Could you copy every line from the material below in which "JSON" appears?

---*---

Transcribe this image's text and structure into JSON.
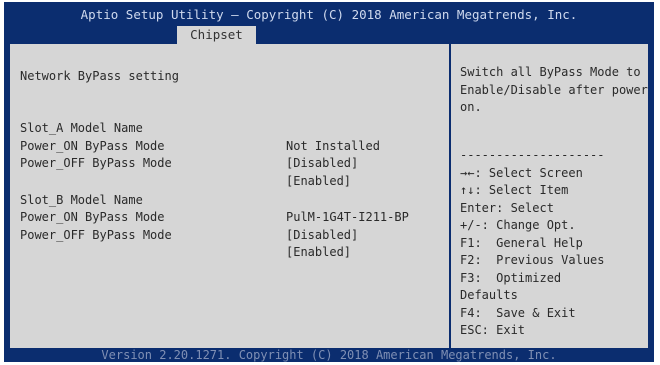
{
  "header": {
    "title": "Aptio Setup Utility – Copyright (C) 2018 American Megatrends, Inc.",
    "active_tab": "Chipset"
  },
  "main": {
    "section_title": "Network ByPass setting",
    "slot_a": {
      "model_label": "Slot_A Model Name",
      "model_value": "Not Installed",
      "power_on_label": "Power_ON ByPass Mode",
      "power_on_value": "[Disabled]",
      "power_off_label": "Power_OFF ByPass Mode",
      "power_off_value": "[Enabled]"
    },
    "slot_b": {
      "model_label": "Slot_B Model Name",
      "model_value": "PulM-1G4T-I211-BP",
      "power_on_label": "Power_ON ByPass Mode",
      "power_on_value": "[Disabled]",
      "power_off_label": "Power_OFF ByPass Mode",
      "power_off_value": "[Enabled]"
    }
  },
  "help": {
    "text": "Switch all ByPass Mode to Enable/Disable after power on.",
    "separator": "--------------------",
    "keys": [
      "→←: Select Screen",
      "↑↓: Select Item",
      "Enter: Select",
      "+/-: Change Opt.",
      "F1:  General Help",
      "F2:  Previous Values",
      "F3:  Optimized",
      "Defaults",
      "F4:  Save & Exit",
      "ESC: Exit"
    ]
  },
  "footer": {
    "text": "Version 2.20.1271. Copyright (C) 2018 American Megatrends, Inc."
  },
  "colors": {
    "frame": "#0b2d6f",
    "panel": "#d6d6d6",
    "header_text": "#cfd9ee",
    "footer_text": "#7f8fb4"
  }
}
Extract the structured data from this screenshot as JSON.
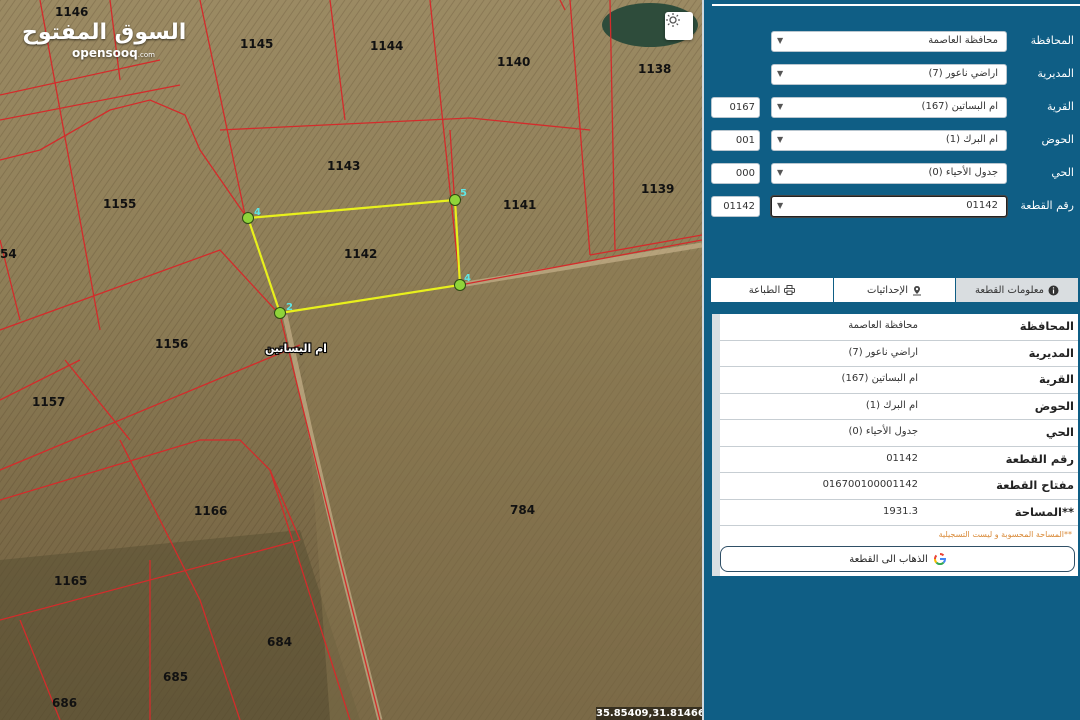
{
  "brand": {
    "name_ar": "السوق المفتوح",
    "name_en": "opensooq",
    "domain": ".com"
  },
  "map": {
    "parcels": [
      "1146",
      "1145",
      "1144",
      "1140",
      "1138",
      "1143",
      "1155",
      "1141",
      "1139",
      "1142",
      "54",
      "1156",
      "1157",
      "1166",
      "784",
      "1165",
      "684",
      "685",
      "686"
    ],
    "selected_parcel": "1142",
    "vertex_labels": [
      "4",
      "5",
      "4",
      "2"
    ],
    "village_label": "ام البساتين",
    "coordinates": "35.85409,31.81466",
    "light_toggle_icon": "sun-icon"
  },
  "form": {
    "fields": [
      {
        "label": "المحافظة",
        "value": "محافظة العاصمة",
        "code": ""
      },
      {
        "label": "المديرية",
        "value": "اراضي ناعور (7)",
        "code": ""
      },
      {
        "label": "القرية",
        "value": "ام البساتين (167)",
        "code": "0167"
      },
      {
        "label": "الحوض",
        "value": "ام البرك (1)",
        "code": "001"
      },
      {
        "label": "الحي",
        "value": "جدول الأحياء (0)",
        "code": "000"
      },
      {
        "label": "رقم القطعة",
        "value": "01142",
        "code": "01142"
      }
    ]
  },
  "tabs": [
    {
      "label": "معلومات القطعة",
      "icon": "info-icon",
      "active": true
    },
    {
      "label": "الإحداثيات",
      "icon": "pin-icon",
      "active": false
    },
    {
      "label": "الطباعة",
      "icon": "printer-icon",
      "active": false
    }
  ],
  "info": {
    "rows": [
      {
        "key": "المحافظة",
        "value": "محافظة العاصمة"
      },
      {
        "key": "المديرية",
        "value": "اراضي ناعور (7)"
      },
      {
        "key": "القرية",
        "value": "ام البساتين (167)"
      },
      {
        "key": "الحوض",
        "value": "ام البرك (1)"
      },
      {
        "key": "الحي",
        "value": "جدول الأحياء (0)"
      },
      {
        "key": "رقم القطعة",
        "value": "01142"
      },
      {
        "key": "مفتاح القطعة",
        "value": "016700100001142"
      },
      {
        "key": "**المساحة",
        "value": "1931.3"
      }
    ],
    "note": "**المساحة المحسوبة و ليست التسجيلية",
    "goto_label": "الذهاب الى القطعة"
  },
  "colors": {
    "panel_bg": "#0f5e85",
    "parcel_line": "#d42b2b",
    "selection_line": "#e8f01c",
    "vertex_fill": "#8fd43a",
    "note_text": "#d98b3a"
  }
}
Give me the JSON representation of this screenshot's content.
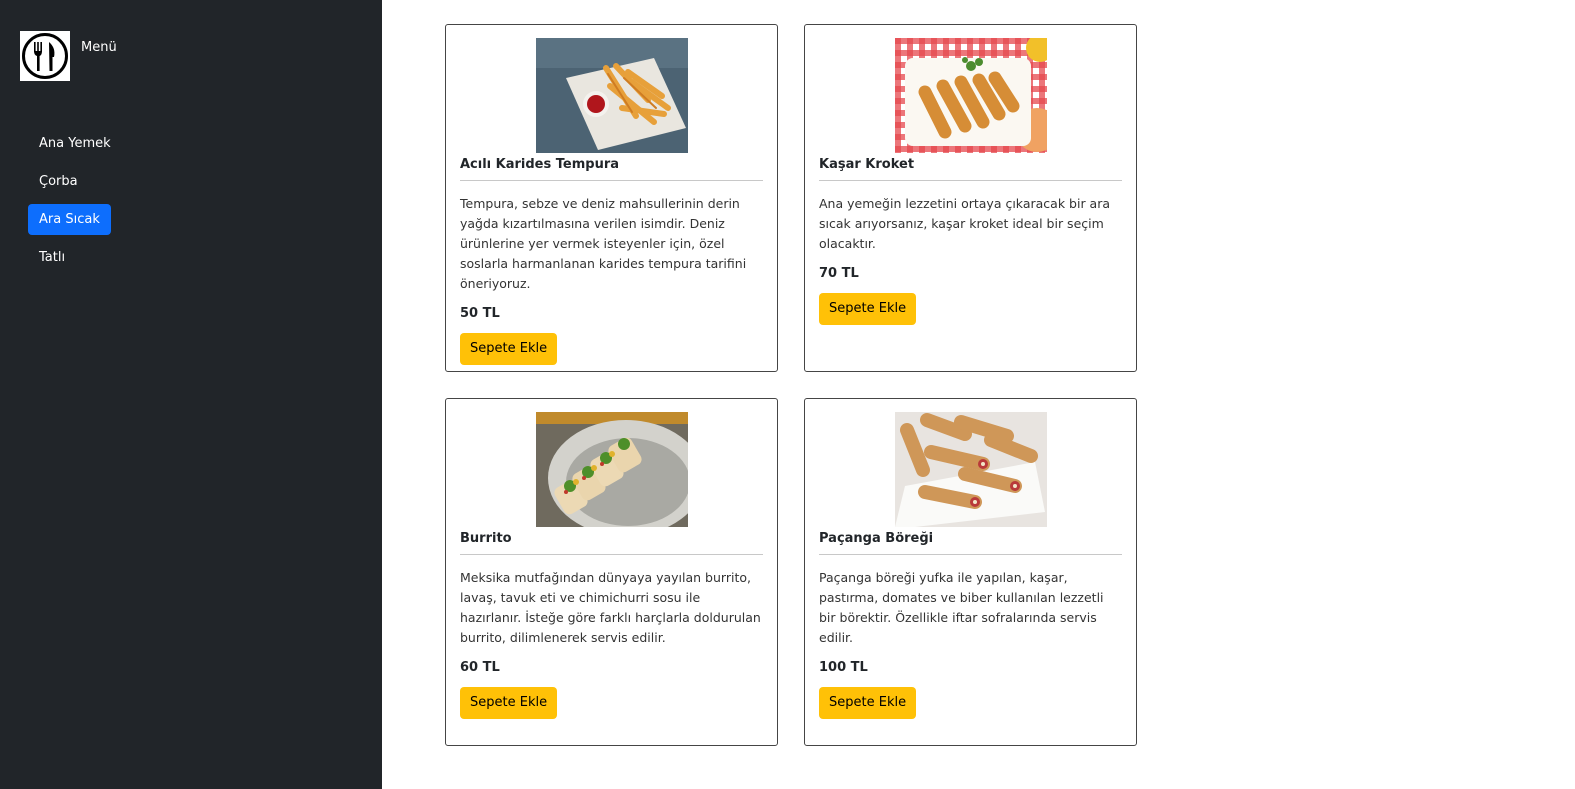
{
  "sidebar": {
    "brand_label": "Menü",
    "items": [
      {
        "label": "Ana Yemek",
        "active": false
      },
      {
        "label": "Çorba",
        "active": false
      },
      {
        "label": "Ara Sıcak",
        "active": true
      },
      {
        "label": "Tatlı",
        "active": false
      }
    ]
  },
  "products": [
    {
      "title": "Acılı Karides Tempura",
      "description": "Tempura, sebze ve deniz mahsullerinin derin yağda kızartılmasına verilen isimdir. Deniz ürünlerine yer vermek isteyenler için, özel soslarla harmanlanan karides tempura tarifini öneriyoruz.",
      "price": "50 TL",
      "button": "Sepete Ekle"
    },
    {
      "title": "Kaşar Kroket",
      "description": "Ana yemeğin lezzetini ortaya çıkaracak bir ara sıcak arıyorsanız, kaşar kroket ideal bir seçim olacaktır.",
      "price": "70 TL",
      "button": "Sepete Ekle"
    },
    {
      "title": "Burrito",
      "description": "Meksika mutfağından dünyaya yayılan burrito, lavaş, tavuk eti ve chimichurri sosu ile hazırlanır. İsteğe göre farklı harçlarla doldurulan burrito, dilimlenerek servis edilir.",
      "price": "60 TL",
      "button": "Sepete Ekle"
    },
    {
      "title": "Paçanga Böreği",
      "description": "Paçanga böreği yufka ile yapılan, kaşar, pastırma, domates ve biber kullanılan lezzetli bir börektir. Özellikle iftar sofralarında servis edilir.",
      "price": "100 TL",
      "button": "Sepete Ekle"
    }
  ]
}
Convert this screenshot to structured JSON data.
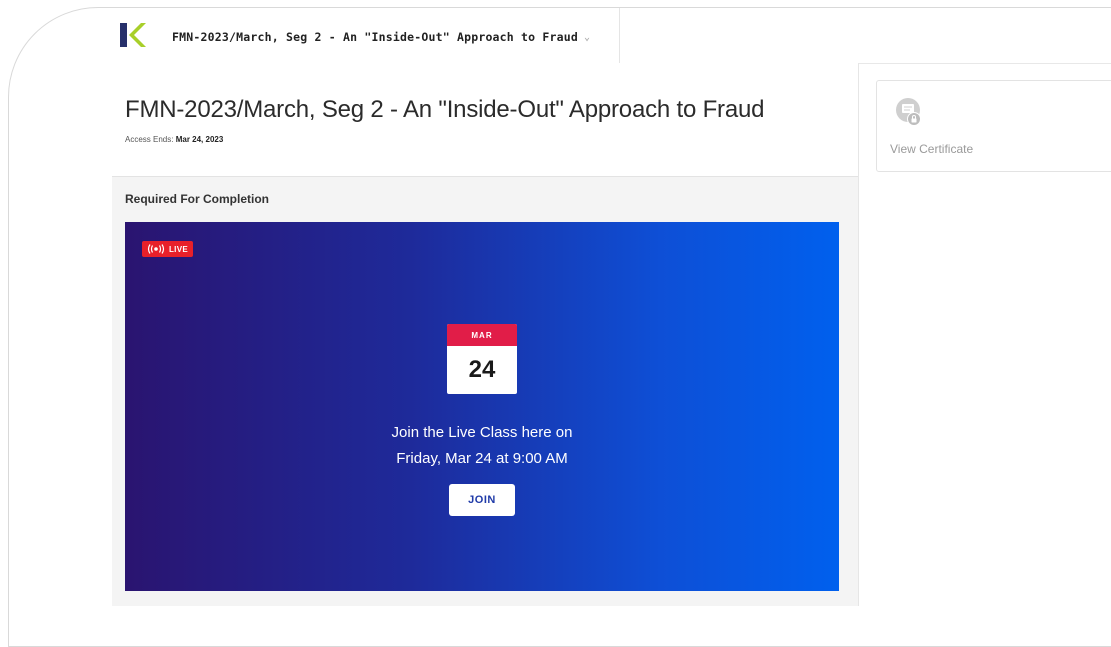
{
  "topbar": {
    "course_name": "FMN-2023/March, Seg 2 - An \"Inside-Out\" Approach to Fraud",
    "logo_icon": "k-logo-icon"
  },
  "header": {
    "title": "FMN-2023/March, Seg 2 - An \"Inside-Out\" Approach to Fraud",
    "access_label": "Access Ends:",
    "access_date": "Mar 24, 2023"
  },
  "section": {
    "label": "Required For Completion"
  },
  "live_class": {
    "badge": "LIVE",
    "badge_icon": "broadcast-icon",
    "calendar_month": "MAR",
    "calendar_day": "24",
    "line1": "Join the Live Class here on",
    "line2": "Friday, Mar 24 at 9:00 AM",
    "join_label": "JOIN",
    "colors": {
      "gradient_start": "#2a1470",
      "gradient_end": "#0060ee",
      "accent": "#e11d48"
    }
  },
  "sidebar": {
    "certificate_label": "View Certificate",
    "certificate_icon": "certificate-lock-icon"
  }
}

---*---

▸ **RESULT OF THE EXERCISE**
Transcribe this image's text and structure into JSON.
Extract the structured data from this screenshot as JSON.
Give me the JSON representation of this screenshot's content.
Convert this screenshot to structured JSON data.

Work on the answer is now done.